■ Available data:

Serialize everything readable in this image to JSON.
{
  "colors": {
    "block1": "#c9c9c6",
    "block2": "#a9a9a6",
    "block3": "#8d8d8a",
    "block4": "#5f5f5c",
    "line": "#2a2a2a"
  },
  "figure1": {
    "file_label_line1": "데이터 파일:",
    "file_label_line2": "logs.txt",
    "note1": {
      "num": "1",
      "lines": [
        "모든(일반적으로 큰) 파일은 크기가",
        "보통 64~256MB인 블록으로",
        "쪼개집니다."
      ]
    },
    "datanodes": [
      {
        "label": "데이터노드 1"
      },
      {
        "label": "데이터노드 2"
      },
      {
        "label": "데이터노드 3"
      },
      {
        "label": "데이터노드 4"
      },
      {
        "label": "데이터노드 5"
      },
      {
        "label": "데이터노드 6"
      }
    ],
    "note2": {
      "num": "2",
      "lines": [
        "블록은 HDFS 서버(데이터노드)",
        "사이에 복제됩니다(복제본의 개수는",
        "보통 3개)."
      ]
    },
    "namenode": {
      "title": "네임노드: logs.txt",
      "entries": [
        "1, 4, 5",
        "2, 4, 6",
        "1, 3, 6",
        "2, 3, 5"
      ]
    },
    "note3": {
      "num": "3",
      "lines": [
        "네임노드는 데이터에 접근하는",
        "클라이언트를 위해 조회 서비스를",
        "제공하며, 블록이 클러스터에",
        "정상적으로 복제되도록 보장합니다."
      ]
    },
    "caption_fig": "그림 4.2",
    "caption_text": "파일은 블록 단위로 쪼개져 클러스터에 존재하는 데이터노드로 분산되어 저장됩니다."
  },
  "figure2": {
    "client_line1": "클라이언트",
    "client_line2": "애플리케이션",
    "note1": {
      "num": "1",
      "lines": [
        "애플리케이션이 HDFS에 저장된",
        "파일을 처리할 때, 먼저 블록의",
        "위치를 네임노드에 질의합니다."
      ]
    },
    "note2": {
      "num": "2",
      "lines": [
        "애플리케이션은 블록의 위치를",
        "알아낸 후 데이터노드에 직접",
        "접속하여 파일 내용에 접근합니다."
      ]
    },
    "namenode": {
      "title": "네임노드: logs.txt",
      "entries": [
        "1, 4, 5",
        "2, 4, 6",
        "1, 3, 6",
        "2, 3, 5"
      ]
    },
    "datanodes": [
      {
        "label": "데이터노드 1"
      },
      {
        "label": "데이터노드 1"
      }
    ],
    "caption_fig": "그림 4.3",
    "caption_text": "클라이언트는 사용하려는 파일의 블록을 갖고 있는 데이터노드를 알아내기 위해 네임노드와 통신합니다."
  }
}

■ Do this: Return each line with "클러스터에".

■ Completed exercise:
        "제공하며, 블록이 클러스터에",
    "caption_text": "파일은 블록 단위로 쪼개져 클러스터에 존재하는 데이터노드로 분산되어 저장됩니다."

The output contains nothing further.